Entries with figure data:
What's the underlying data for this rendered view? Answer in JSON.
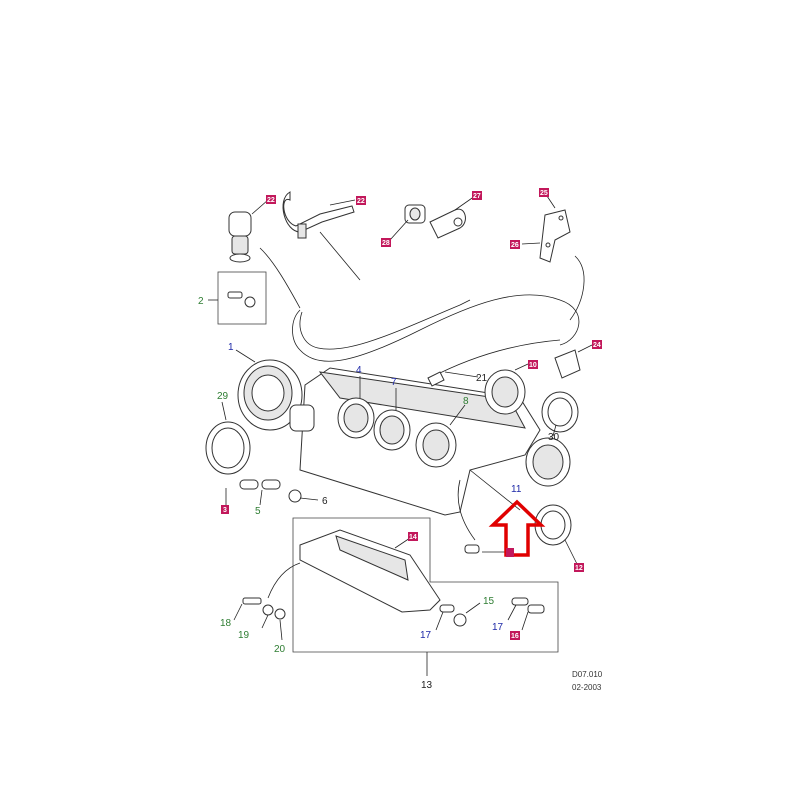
{
  "callouts": {
    "c1": "1",
    "c2": "2",
    "c3": "3",
    "c4": "4",
    "c5": "5",
    "c6": "6",
    "c7": "7",
    "c8": "8",
    "c11": "11",
    "c12": "12",
    "c13": "13",
    "c15": "15",
    "c17a": "17",
    "c17b": "17",
    "c18": "18",
    "c19": "19",
    "c20": "20",
    "c21": "21",
    "c29": "29",
    "c30": "30"
  },
  "tags": {
    "t_top_left": "22",
    "t_top_mid": "22",
    "t_top_c1": "27",
    "t_top_c2": "28",
    "t_top_r1": "25",
    "t_top_r2": "26",
    "t_gauge": "10",
    "t_clip": "24",
    "t_panel": "14",
    "t_bottom": "16"
  },
  "footer": {
    "code": "D07.010",
    "date": "02-2003"
  },
  "colors": {
    "arrow": "#e00000",
    "tag": "#c2185b",
    "blue_num": "#1f2aa8",
    "green_num": "#2e7d32"
  }
}
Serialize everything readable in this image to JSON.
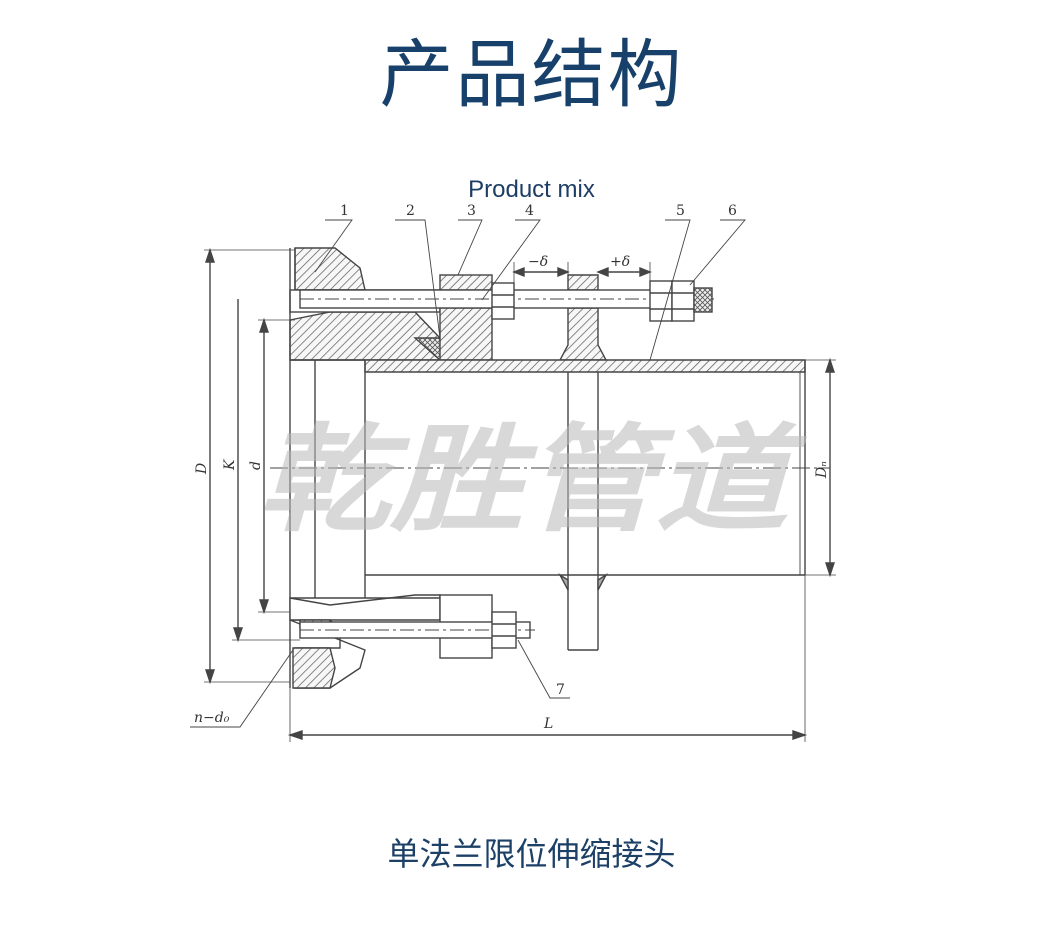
{
  "header": {
    "title": "产品结构",
    "subtitle": "Product mix"
  },
  "diagram": {
    "part_labels": [
      "1",
      "2",
      "3",
      "4",
      "5",
      "6",
      "7"
    ],
    "dimension_labels": {
      "minus_delta": "−δ",
      "plus_delta": "+δ",
      "D": "D",
      "K": "K",
      "d": "d",
      "Dn": "Dₙ",
      "L": "L",
      "n_d0": "n−d₀"
    },
    "watermark": "乾胜管道"
  },
  "caption": "单法兰限位伸缩接头"
}
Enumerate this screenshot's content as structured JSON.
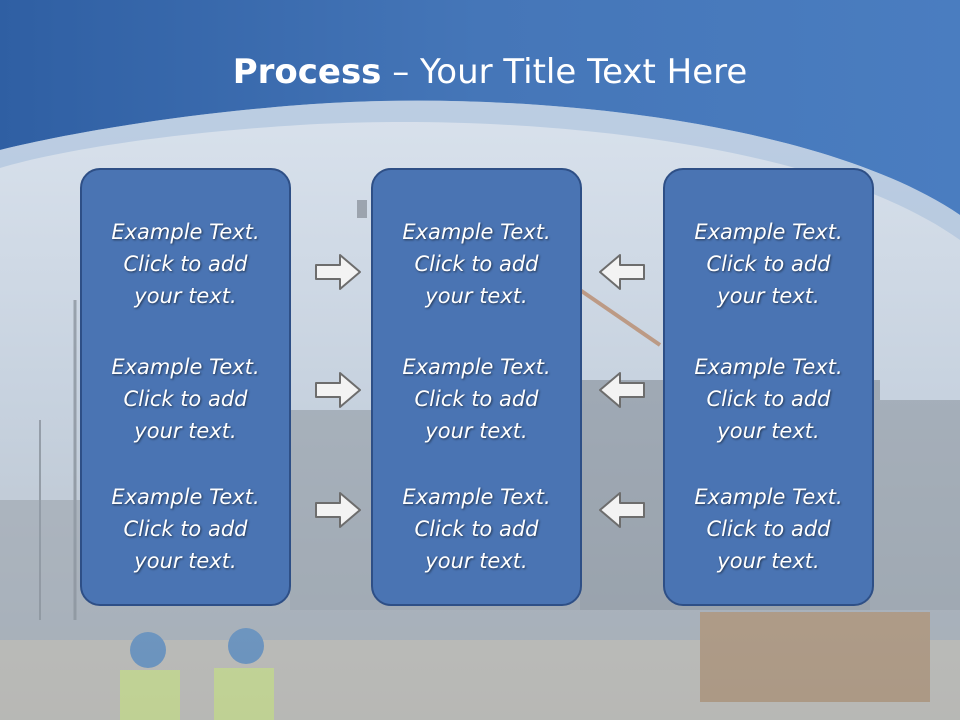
{
  "slide": {
    "title_bold": "Process",
    "title_rest": " – Your Title Text Here"
  },
  "panels": [
    {
      "items": [
        {
          "l1": "Example Text.",
          "l2": "Click  to add",
          "l3": "your text."
        },
        {
          "l1": "Example Text.",
          "l2": "Click  to add",
          "l3": "your text."
        },
        {
          "l1": "Example Text.",
          "l2": "Click  to add",
          "l3": "your text."
        }
      ]
    },
    {
      "items": [
        {
          "l1": "Example Text.",
          "l2": "Click  to add",
          "l3": "your text."
        },
        {
          "l1": "Example Text.",
          "l2": "Click  to add",
          "l3": "your text."
        },
        {
          "l1": "Example Text.",
          "l2": "Click  to add",
          "l3": "your text."
        }
      ]
    },
    {
      "items": [
        {
          "l1": "Example Text.",
          "l2": "Click  to add",
          "l3": "your text."
        },
        {
          "l1": "Example Text.",
          "l2": "Click  to add",
          "l3": "your text."
        },
        {
          "l1": "Example Text.",
          "l2": "Click  to add",
          "l3": "your text."
        }
      ]
    }
  ],
  "arrows": {
    "left_column": "arrow-right-icon",
    "right_column": "arrow-left-icon"
  },
  "colors": {
    "header_blue": "#3f6fb0",
    "panel_fill": "#4a74b3",
    "panel_border": "#2e4f86"
  }
}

Challenge
Reproduce the full material exactly, excluding the pictures.

Task solution
What's the underlying data for this rendered view? Answer in JSON.
{
  "callouts": {
    "c1": "1",
    "c2": "2",
    "c3": "3",
    "c4": "4",
    "c5": "5",
    "c6": "6",
    "c7": "7",
    "c8": "8",
    "c11": "11",
    "c12": "12",
    "c13": "13",
    "c15": "15",
    "c17a": "17",
    "c17b": "17",
    "c18": "18",
    "c19": "19",
    "c20": "20",
    "c21": "21",
    "c29": "29",
    "c30": "30"
  },
  "tags": {
    "t_top_left": "22",
    "t_top_mid": "22",
    "t_top_c1": "27",
    "t_top_c2": "28",
    "t_top_r1": "25",
    "t_top_r2": "26",
    "t_gauge": "10",
    "t_clip": "24",
    "t_panel": "14",
    "t_bottom": "16"
  },
  "footer": {
    "code": "D07.010",
    "date": "02-2003"
  },
  "colors": {
    "arrow": "#e00000",
    "tag": "#c2185b",
    "blue_num": "#1f2aa8",
    "green_num": "#2e7d32"
  }
}
Serialize everything readable in this image to JSON.
{
  "header": {
    "title": "产品结构",
    "subtitle": "Product mix"
  },
  "diagram": {
    "part_labels": [
      "1",
      "2",
      "3",
      "4",
      "5",
      "6",
      "7"
    ],
    "dimension_labels": {
      "minus_delta": "−δ",
      "plus_delta": "+δ",
      "D": "D",
      "K": "K",
      "d": "d",
      "Dn": "Dₙ",
      "L": "L",
      "n_d0": "n−d₀"
    },
    "watermark": "乾胜管道"
  },
  "caption": "单法兰限位伸缩接头"
}
Enumerate this screenshot's content as structured JSON.
{
  "slide": {
    "title_bold": "Process",
    "title_rest": " – Your Title Text Here"
  },
  "panels": [
    {
      "items": [
        {
          "l1": "Example Text.",
          "l2": "Click  to add",
          "l3": "your text."
        },
        {
          "l1": "Example Text.",
          "l2": "Click  to add",
          "l3": "your text."
        },
        {
          "l1": "Example Text.",
          "l2": "Click  to add",
          "l3": "your text."
        }
      ]
    },
    {
      "items": [
        {
          "l1": "Example Text.",
          "l2": "Click  to add",
          "l3": "your text."
        },
        {
          "l1": "Example Text.",
          "l2": "Click  to add",
          "l3": "your text."
        },
        {
          "l1": "Example Text.",
          "l2": "Click  to add",
          "l3": "your text."
        }
      ]
    },
    {
      "items": [
        {
          "l1": "Example Text.",
          "l2": "Click  to add",
          "l3": "your text."
        },
        {
          "l1": "Example Text.",
          "l2": "Click  to add",
          "l3": "your text."
        },
        {
          "l1": "Example Text.",
          "l2": "Click  to add",
          "l3": "your text."
        }
      ]
    }
  ],
  "arrows": {
    "left_column": "arrow-right-icon",
    "right_column": "arrow-left-icon"
  },
  "colors": {
    "header_blue": "#3f6fb0",
    "panel_fill": "#4a74b3",
    "panel_border": "#2e4f86"
  }
}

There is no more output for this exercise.